:: EXERCISE DETAILS ::
Each line of the material must be returned exactly.

:: EXTRACTED INFORMATION ::

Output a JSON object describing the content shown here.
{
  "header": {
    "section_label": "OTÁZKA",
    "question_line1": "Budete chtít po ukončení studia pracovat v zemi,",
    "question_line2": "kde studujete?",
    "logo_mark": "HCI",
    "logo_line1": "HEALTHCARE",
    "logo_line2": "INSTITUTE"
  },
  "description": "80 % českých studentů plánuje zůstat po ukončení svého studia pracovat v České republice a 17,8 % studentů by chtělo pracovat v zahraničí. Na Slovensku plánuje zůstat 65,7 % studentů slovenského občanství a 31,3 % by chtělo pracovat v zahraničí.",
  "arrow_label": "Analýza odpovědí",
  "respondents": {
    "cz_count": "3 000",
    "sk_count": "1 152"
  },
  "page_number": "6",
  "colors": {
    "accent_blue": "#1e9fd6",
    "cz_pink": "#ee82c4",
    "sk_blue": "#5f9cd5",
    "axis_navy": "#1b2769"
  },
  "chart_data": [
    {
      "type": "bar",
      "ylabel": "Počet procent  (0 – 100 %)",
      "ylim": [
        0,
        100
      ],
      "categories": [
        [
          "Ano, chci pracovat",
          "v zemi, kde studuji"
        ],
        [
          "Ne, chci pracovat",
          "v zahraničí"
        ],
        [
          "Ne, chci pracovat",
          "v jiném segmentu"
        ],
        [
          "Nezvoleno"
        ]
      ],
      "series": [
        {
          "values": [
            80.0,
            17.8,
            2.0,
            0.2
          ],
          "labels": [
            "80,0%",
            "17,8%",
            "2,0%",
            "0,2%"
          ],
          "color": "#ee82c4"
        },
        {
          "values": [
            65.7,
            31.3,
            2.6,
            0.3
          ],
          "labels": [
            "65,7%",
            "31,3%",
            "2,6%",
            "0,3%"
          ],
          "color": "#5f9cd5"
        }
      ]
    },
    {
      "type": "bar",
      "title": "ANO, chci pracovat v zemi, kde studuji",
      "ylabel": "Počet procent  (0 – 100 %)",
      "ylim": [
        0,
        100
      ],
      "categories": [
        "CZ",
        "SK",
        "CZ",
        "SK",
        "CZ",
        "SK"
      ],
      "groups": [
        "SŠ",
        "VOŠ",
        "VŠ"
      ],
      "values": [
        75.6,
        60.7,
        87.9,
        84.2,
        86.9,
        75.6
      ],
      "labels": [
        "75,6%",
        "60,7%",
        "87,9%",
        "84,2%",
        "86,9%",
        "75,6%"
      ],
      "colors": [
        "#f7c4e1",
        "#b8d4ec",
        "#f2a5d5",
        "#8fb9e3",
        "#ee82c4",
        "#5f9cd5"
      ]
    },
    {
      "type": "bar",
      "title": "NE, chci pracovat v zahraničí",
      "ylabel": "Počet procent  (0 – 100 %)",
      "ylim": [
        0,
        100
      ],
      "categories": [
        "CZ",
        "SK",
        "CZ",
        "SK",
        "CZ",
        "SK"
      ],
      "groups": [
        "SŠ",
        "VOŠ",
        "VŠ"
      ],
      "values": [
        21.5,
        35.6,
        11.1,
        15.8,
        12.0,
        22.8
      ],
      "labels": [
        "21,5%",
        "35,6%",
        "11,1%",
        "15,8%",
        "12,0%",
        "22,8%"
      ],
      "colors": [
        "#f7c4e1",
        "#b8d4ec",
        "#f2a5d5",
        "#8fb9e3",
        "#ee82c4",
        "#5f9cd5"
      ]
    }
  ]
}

:: SOLUTION TO THE EXERCISE ::
Output a JSON object describing the content shown here.
{
  "header": {
    "section_label": "OTÁZKA",
    "question_line1": "Budete chtít po ukončení studia pracovat v zemi,",
    "question_line2": "kde studujete?",
    "logo_mark": "HCI",
    "logo_line1": "HEALTHCARE",
    "logo_line2": "INSTITUTE"
  },
  "description": "80 % českých studentů plánuje zůstat po ukončení svého studia pracovat v České republice a 17,8 % studentů by chtělo pracovat v zahraničí. Na Slovensku plánuje zůstat 65,7 % studentů slovenského občanství a 31,3 % by chtělo pracovat v zahraničí.",
  "arrow_label": "Analýza odpovědí",
  "respondents": {
    "cz_count": "3 000",
    "sk_count": "1 152"
  },
  "page_number": "6",
  "colors": {
    "accent_blue": "#1e9fd6",
    "cz_pink": "#ee82c4",
    "sk_blue": "#5f9cd5",
    "axis_navy": "#1b2769"
  },
  "chart_data": [
    {
      "type": "bar",
      "ylabel": "Počet procent  (0 – 100 %)",
      "ylim": [
        0,
        100
      ],
      "categories": [
        [
          "Ano, chci pracovat",
          "v zemi, kde studuji"
        ],
        [
          "Ne, chci pracovat",
          "v zahraničí"
        ],
        [
          "Ne, chci pracovat",
          "v jiném segmentu"
        ],
        [
          "Nezvoleno"
        ]
      ],
      "series": [
        {
          "values": [
            80.0,
            17.8,
            2.0,
            0.2
          ],
          "labels": [
            "80,0%",
            "17,8%",
            "2,0%",
            "0,2%"
          ],
          "color": "#ee82c4"
        },
        {
          "values": [
            65.7,
            31.3,
            2.6,
            0.3
          ],
          "labels": [
            "65,7%",
            "31,3%",
            "2,6%",
            "0,3%"
          ],
          "color": "#5f9cd5"
        }
      ]
    },
    {
      "type": "bar",
      "title": "ANO, chci pracovat v zemi, kde studuji",
      "ylabel": "Počet procent  (0 – 100 %)",
      "ylim": [
        0,
        100
      ],
      "categories": [
        "CZ",
        "SK",
        "CZ",
        "SK",
        "CZ",
        "SK"
      ],
      "groups": [
        "SŠ",
        "VOŠ",
        "VŠ"
      ],
      "values": [
        75.6,
        60.7,
        87.9,
        84.2,
        86.9,
        75.6
      ],
      "labels": [
        "75,6%",
        "60,7%",
        "87,9%",
        "84,2%",
        "86,9%",
        "75,6%"
      ],
      "colors": [
        "#f7c4e1",
        "#b8d4ec",
        "#f2a5d5",
        "#8fb9e3",
        "#ee82c4",
        "#5f9cd5"
      ]
    },
    {
      "type": "bar",
      "title": "NE, chci pracovat v zahraničí",
      "ylabel": "Počet procent  (0 – 100 %)",
      "ylim": [
        0,
        100
      ],
      "categories": [
        "CZ",
        "SK",
        "CZ",
        "SK",
        "CZ",
        "SK"
      ],
      "groups": [
        "SŠ",
        "VOŠ",
        "VŠ"
      ],
      "values": [
        21.5,
        35.6,
        11.1,
        15.8,
        12.0,
        22.8
      ],
      "labels": [
        "21,5%",
        "35,6%",
        "11,1%",
        "15,8%",
        "12,0%",
        "22,8%"
      ],
      "colors": [
        "#f7c4e1",
        "#b8d4ec",
        "#f2a5d5",
        "#8fb9e3",
        "#ee82c4",
        "#5f9cd5"
      ]
    }
  ]
}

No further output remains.